--- start of Exercise input ---

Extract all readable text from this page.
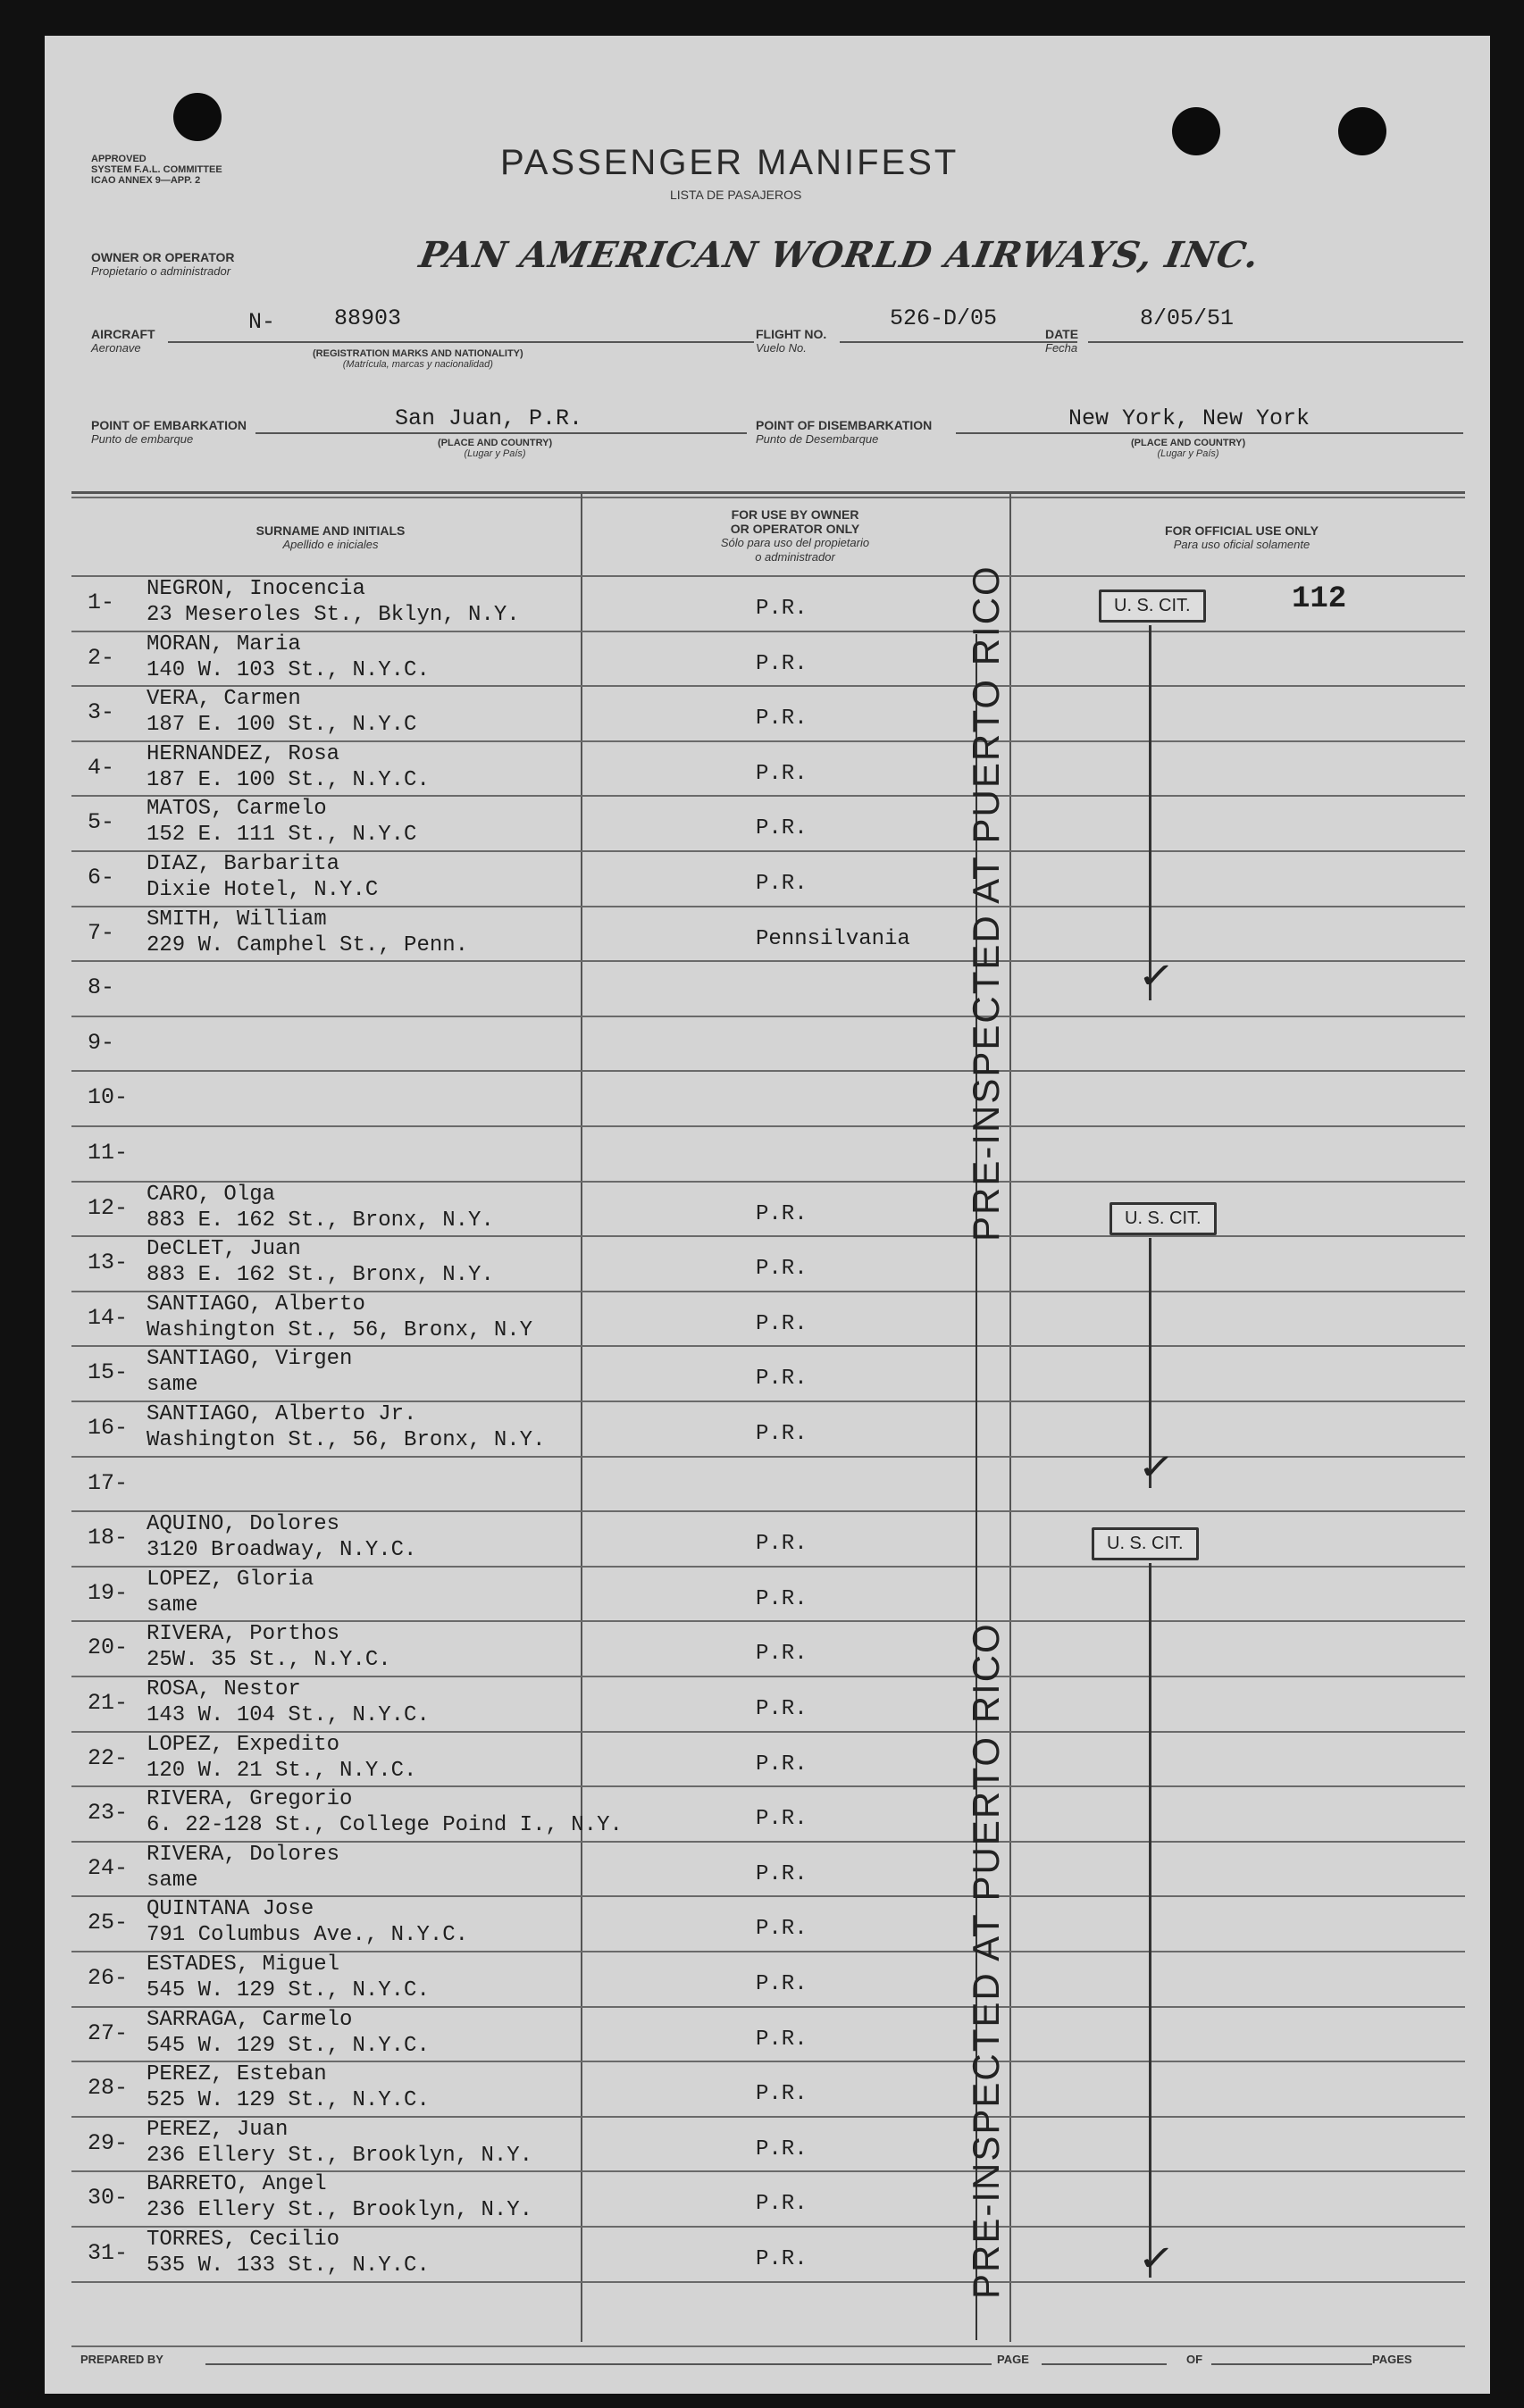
APPROVED
SYSTEM F.A.L. COMMITTEE
ICAO ANNEX 9—APP. 2	PASSENGER MANIFEST
LISTA DE PASAJEROS
OWNER OR OPERATOR
Propietario o administrador	PAN AMERICAN WORLD AIRWAYS, INC.
AIRCRAFT
Aeronave
N-	88903
(REGISTRATION MARKS AND NATIONALITY)
(Matrícula, marcas y nacionalidad)
FLIGHT NO.
Vuelo No.
526-D/05
DATE
Fecha
8/05/51
POINT OF EMBARKATION
Punto de embarque
San Juan, P.R.
(PLACE AND COUNTRY)
(Lugar y País)
POINT OF DISEMBARKATION
Punto de Desembarque
New York, New York
(PLACE AND COUNTRY)
(Lugar y País)
SURNAME AND INITIALS
Apellido e iniciales
FOR USE BY OWNER
OR OPERATOR ONLY
Sólo para uso del propietario
o administrador
FOR OFFICIAL USE ONLY
Para uso oficial solamente
1-
NEGRON, Inocencia
23 Meseroles St., Bklyn, N.Y.	P.R.
2-
MORAN, Maria
140 W. 103 St., N.Y.C.	P.R.
3-
VERA, Carmen
187 E. 100 St., N.Y.C	P.R.
4-
HERNANDEZ, Rosa
187 E. 100 St., N.Y.C.	P.R.
5-
MATOS, Carmelo
152 E. 111 St., N.Y.C	P.R.
6-
DIAZ, Barbarita
Dixie Hotel, N.Y.C	P.R.
7-
SMITH, William
229 W. Camphel St., Penn.	Pennsilvania
8-
9-
10-
11-
12-
CARO, Olga
883 E. 162 St., Bronx, N.Y.	P.R.
13-
DeCLET, Juan
883 E. 162 St., Bronx, N.Y.	P.R.
14-
SANTIAGO, Alberto
Washington St., 56, Bronx, N.Y	P.R.
15-
SANTIAGO, Virgen
same	P.R.
16-
SANTIAGO, Alberto Jr.
Washington St., 56, Bronx, N.Y.	P.R.
17-
18-
AQUINO, Dolores
3120 Broadway, N.Y.C.	P.R.
19-
LOPEZ, Gloria
same	P.R.
20-
RIVERA, Porthos
25W. 35 St., N.Y.C.	P.R.
21-
ROSA, Nestor
143 W. 104 St., N.Y.C.	P.R.
22-
LOPEZ, Expedito
120 W. 21 St., N.Y.C.	P.R.
23-
RIVERA, Gregorio
6. 22-128 St., College Poind I., N.Y.	P.R.
24-
RIVERA, Dolores
same	P.R.
25-
QUINTANA Jose
791 Columbus Ave., N.Y.C.	P.R.
26-
ESTADES, Miguel
545 W. 129 St., N.Y.C.	P.R.
27-
SARRAGA, Carmelo
545 W. 129 St., N.Y.C.	P.R.
28-
PEREZ, Esteban
525 W. 129 St., N.Y.C.	P.R.
29-
PEREZ, Juan
236 Ellery St., Brooklyn, N.Y.	P.R.
30-
BARRETO, Angel
236 Ellery St., Brooklyn, N.Y.	P.R.
31-
TORRES, Cecilio
535 W. 133 St., N.Y.C.	P.R.
U. S. CIT.	112
✓
U. S. CIT.
✓
U. S. CIT.
✓
PRE-INSPECTED AT PUERTO RICO
PRE-INSPECTED AT PUERTO RICO
PREPARED BY	PAGE	OF	PAGES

--- end of Exercise input ---

§ Problem requirements:
Transcribe every record above exactly as written, leaving out any pictures.

§ Task response:
Extract all readable text from this page.
APPROVED
SYSTEM F.A.L. COMMITTEE
ICAO ANNEX 9—APP. 2	PASSENGER MANIFEST
LISTA DE PASAJEROS
OWNER OR OPERATOR
Propietario o administrador	PAN AMERICAN WORLD AIRWAYS, INC.
AIRCRAFT
Aeronave
N-	88903
(REGISTRATION MARKS AND NATIONALITY)
(Matrícula, marcas y nacionalidad)
FLIGHT NO.
Vuelo No.
526-D/05
DATE
Fecha
8/05/51
POINT OF EMBARKATION
Punto de embarque
San Juan, P.R.
(PLACE AND COUNTRY)
(Lugar y País)
POINT OF DISEMBARKATION
Punto de Desembarque
New York, New York
(PLACE AND COUNTRY)
(Lugar y País)
SURNAME AND INITIALS
Apellido e iniciales
FOR USE BY OWNER
OR OPERATOR ONLY
Sólo para uso del propietario
o administrador
FOR OFFICIAL USE ONLY
Para uso oficial solamente
1-
NEGRON, Inocencia
23 Meseroles St., Bklyn, N.Y.	P.R.
2-
MORAN, Maria
140 W. 103 St., N.Y.C.	P.R.
3-
VERA, Carmen
187 E. 100 St., N.Y.C	P.R.
4-
HERNANDEZ, Rosa
187 E. 100 St., N.Y.C.	P.R.
5-
MATOS, Carmelo
152 E. 111 St., N.Y.C	P.R.
6-
DIAZ, Barbarita
Dixie Hotel, N.Y.C	P.R.
7-
SMITH, William
229 W. Camphel St., Penn.	Pennsilvania
8-
9-
10-
11-
12-
CARO, Olga
883 E. 162 St., Bronx, N.Y.	P.R.
13-
DeCLET, Juan
883 E. 162 St., Bronx, N.Y.	P.R.
14-
SANTIAGO, Alberto
Washington St., 56, Bronx, N.Y	P.R.
15-
SANTIAGO, Virgen
same	P.R.
16-
SANTIAGO, Alberto Jr.
Washington St., 56, Bronx, N.Y.	P.R.
17-
18-
AQUINO, Dolores
3120 Broadway, N.Y.C.	P.R.
19-
LOPEZ, Gloria
same	P.R.
20-
RIVERA, Porthos
25W. 35 St., N.Y.C.	P.R.
21-
ROSA, Nestor
143 W. 104 St., N.Y.C.	P.R.
22-
LOPEZ, Expedito
120 W. 21 St., N.Y.C.	P.R.
23-
RIVERA, Gregorio
6. 22-128 St., College Poind I., N.Y.	P.R.
24-
RIVERA, Dolores
same	P.R.
25-
QUINTANA Jose
791 Columbus Ave., N.Y.C.	P.R.
26-
ESTADES, Miguel
545 W. 129 St., N.Y.C.	P.R.
27-
SARRAGA, Carmelo
545 W. 129 St., N.Y.C.	P.R.
28-
PEREZ, Esteban
525 W. 129 St., N.Y.C.	P.R.
29-
PEREZ, Juan
236 Ellery St., Brooklyn, N.Y.	P.R.
30-
BARRETO, Angel
236 Ellery St., Brooklyn, N.Y.	P.R.
31-
TORRES, Cecilio
535 W. 133 St., N.Y.C.	P.R.
U. S. CIT.	112
✓
U. S. CIT.
✓
U. S. CIT.
✓
PRE-INSPECTED AT PUERTO RICO
PRE-INSPECTED AT PUERTO RICO
PREPARED BY	PAGE	OF	PAGES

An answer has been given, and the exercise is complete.